**INSTRUCTION**
Please print the full listing exactly.

**SUPPLIED MATERIAL**
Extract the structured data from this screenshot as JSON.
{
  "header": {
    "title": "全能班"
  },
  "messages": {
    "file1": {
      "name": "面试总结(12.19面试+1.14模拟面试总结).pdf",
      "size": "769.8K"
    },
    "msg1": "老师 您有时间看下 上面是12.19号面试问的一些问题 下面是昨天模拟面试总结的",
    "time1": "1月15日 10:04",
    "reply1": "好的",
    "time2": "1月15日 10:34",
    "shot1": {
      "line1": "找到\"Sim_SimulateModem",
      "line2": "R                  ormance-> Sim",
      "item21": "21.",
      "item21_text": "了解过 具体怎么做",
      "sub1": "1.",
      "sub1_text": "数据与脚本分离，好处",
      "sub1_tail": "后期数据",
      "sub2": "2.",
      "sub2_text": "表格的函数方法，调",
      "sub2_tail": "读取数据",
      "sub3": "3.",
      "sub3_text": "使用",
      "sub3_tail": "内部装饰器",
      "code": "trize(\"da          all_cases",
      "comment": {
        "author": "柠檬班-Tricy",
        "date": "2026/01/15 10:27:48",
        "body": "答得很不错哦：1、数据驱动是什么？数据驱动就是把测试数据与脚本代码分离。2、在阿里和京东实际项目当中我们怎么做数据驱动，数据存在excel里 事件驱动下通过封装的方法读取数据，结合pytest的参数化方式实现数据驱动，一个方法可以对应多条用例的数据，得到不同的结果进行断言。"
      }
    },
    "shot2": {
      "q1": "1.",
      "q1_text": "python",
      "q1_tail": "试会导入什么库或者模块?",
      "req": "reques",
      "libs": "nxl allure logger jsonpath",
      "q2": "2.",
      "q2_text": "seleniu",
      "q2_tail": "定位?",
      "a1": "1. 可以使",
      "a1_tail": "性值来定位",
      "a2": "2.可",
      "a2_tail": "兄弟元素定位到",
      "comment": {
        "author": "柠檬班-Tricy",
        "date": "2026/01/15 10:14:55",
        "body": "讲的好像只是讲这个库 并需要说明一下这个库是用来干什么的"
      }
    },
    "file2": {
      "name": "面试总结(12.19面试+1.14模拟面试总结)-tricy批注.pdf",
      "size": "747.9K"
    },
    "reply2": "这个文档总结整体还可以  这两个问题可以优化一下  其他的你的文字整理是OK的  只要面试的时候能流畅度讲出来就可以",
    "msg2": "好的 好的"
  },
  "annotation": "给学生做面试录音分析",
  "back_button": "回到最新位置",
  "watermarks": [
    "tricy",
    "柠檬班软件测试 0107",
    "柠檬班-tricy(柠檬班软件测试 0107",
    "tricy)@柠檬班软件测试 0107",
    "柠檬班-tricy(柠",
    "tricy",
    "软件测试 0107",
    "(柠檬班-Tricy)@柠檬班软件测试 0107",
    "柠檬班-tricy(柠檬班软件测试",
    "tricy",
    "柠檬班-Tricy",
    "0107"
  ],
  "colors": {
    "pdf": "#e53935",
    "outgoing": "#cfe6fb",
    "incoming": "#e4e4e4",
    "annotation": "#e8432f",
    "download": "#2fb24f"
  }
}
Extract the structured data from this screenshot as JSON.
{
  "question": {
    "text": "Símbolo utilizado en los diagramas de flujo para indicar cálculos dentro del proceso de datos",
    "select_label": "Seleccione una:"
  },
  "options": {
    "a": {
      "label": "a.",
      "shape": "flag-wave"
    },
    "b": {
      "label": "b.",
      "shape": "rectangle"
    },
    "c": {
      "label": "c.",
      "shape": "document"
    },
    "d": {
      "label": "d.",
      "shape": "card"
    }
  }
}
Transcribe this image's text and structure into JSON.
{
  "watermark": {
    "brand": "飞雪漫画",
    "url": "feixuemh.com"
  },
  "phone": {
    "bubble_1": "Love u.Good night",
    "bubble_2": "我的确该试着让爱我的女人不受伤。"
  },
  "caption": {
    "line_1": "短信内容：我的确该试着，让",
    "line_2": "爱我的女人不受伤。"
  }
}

**OUTPUT OF THE TASK**
Extract the structured data from this screenshot as JSON.
{
  "header": {
    "title": "全能班"
  },
  "messages": {
    "file1": {
      "name": "面试总结(12.19面试+1.14模拟面试总结).pdf",
      "size": "769.8K"
    },
    "msg1": "老师 您有时间看下 上面是12.19号面试问的一些问题 下面是昨天模拟面试总结的",
    "time1": "1月15日 10:04",
    "reply1": "好的",
    "time2": "1月15日 10:34",
    "shot1": {
      "line1": "找到\"Sim_SimulateModem",
      "line2": "R                  ormance-> Sim",
      "item21": "21.",
      "item21_text": "了解过 具体怎么做",
      "sub1": "1.",
      "sub1_text": "数据与脚本分离，好处",
      "sub1_tail": "后期数据",
      "sub2": "2.",
      "sub2_text": "表格的函数方法，调",
      "sub2_tail": "读取数据",
      "sub3": "3.",
      "sub3_text": "使用",
      "sub3_tail": "内部装饰器",
      "code": "trize(\"da          all_cases",
      "comment": {
        "author": "柠檬班-Tricy",
        "date": "2026/01/15 10:27:48",
        "body": "答得很不错哦：1、数据驱动是什么？数据驱动就是把测试数据与脚本代码分离。2、在阿里和京东实际项目当中我们怎么做数据驱动，数据存在excel里 事件驱动下通过封装的方法读取数据，结合pytest的参数化方式实现数据驱动，一个方法可以对应多条用例的数据，得到不同的结果进行断言。"
      }
    },
    "shot2": {
      "q1": "1.",
      "q1_text": "python",
      "q1_tail": "试会导入什么库或者模块?",
      "req": "reques",
      "libs": "nxl allure logger jsonpath",
      "q2": "2.",
      "q2_text": "seleniu",
      "q2_tail": "定位?",
      "a1": "1. 可以使",
      "a1_tail": "性值来定位",
      "a2": "2.可",
      "a2_tail": "兄弟元素定位到",
      "comment": {
        "author": "柠檬班-Tricy",
        "date": "2026/01/15 10:14:55",
        "body": "讲的好像只是讲这个库 并需要说明一下这个库是用来干什么的"
      }
    },
    "file2": {
      "name": "面试总结(12.19面试+1.14模拟面试总结)-tricy批注.pdf",
      "size": "747.9K"
    },
    "reply2": "这个文档总结整体还可以  这两个问题可以优化一下  其他的你的文字整理是OK的  只要面试的时候能流畅度讲出来就可以",
    "msg2": "好的 好的"
  },
  "annotation": "给学生做面试录音分析",
  "back_button": "回到最新位置",
  "watermarks": [
    "tricy",
    "柠檬班软件测试 0107",
    "柠檬班-tricy(柠檬班软件测试 0107",
    "tricy)@柠檬班软件测试 0107",
    "柠檬班-tricy(柠",
    "tricy",
    "软件测试 0107",
    "(柠檬班-Tricy)@柠檬班软件测试 0107",
    "柠檬班-tricy(柠檬班软件测试",
    "tricy",
    "柠檬班-Tricy",
    "0107"
  ],
  "colors": {
    "pdf": "#e53935",
    "outgoing": "#cfe6fb",
    "incoming": "#e4e4e4",
    "annotation": "#e8432f",
    "download": "#2fb24f"
  }
}
Extract the structured data from this screenshot as JSON.
{
  "question": {
    "text": "Símbolo utilizado en los diagramas de flujo para indicar cálculos dentro del proceso de datos",
    "select_label": "Seleccione una:"
  },
  "options": {
    "a": {
      "label": "a.",
      "shape": "flag-wave"
    },
    "b": {
      "label": "b.",
      "shape": "rectangle"
    },
    "c": {
      "label": "c.",
      "shape": "document"
    },
    "d": {
      "label": "d.",
      "shape": "card"
    }
  }
}
Transcribe this image's text and structure into JSON.
{
  "watermark": {
    "brand": "飞雪漫画",
    "url": "feixuemh.com"
  },
  "phone": {
    "bubble_1": "Love u.Good night",
    "bubble_2": "我的确该试着让爱我的女人不受伤。"
  },
  "caption": {
    "line_1": "短信内容：我的确该试着，让",
    "line_2": "爱我的女人不受伤。"
  }
}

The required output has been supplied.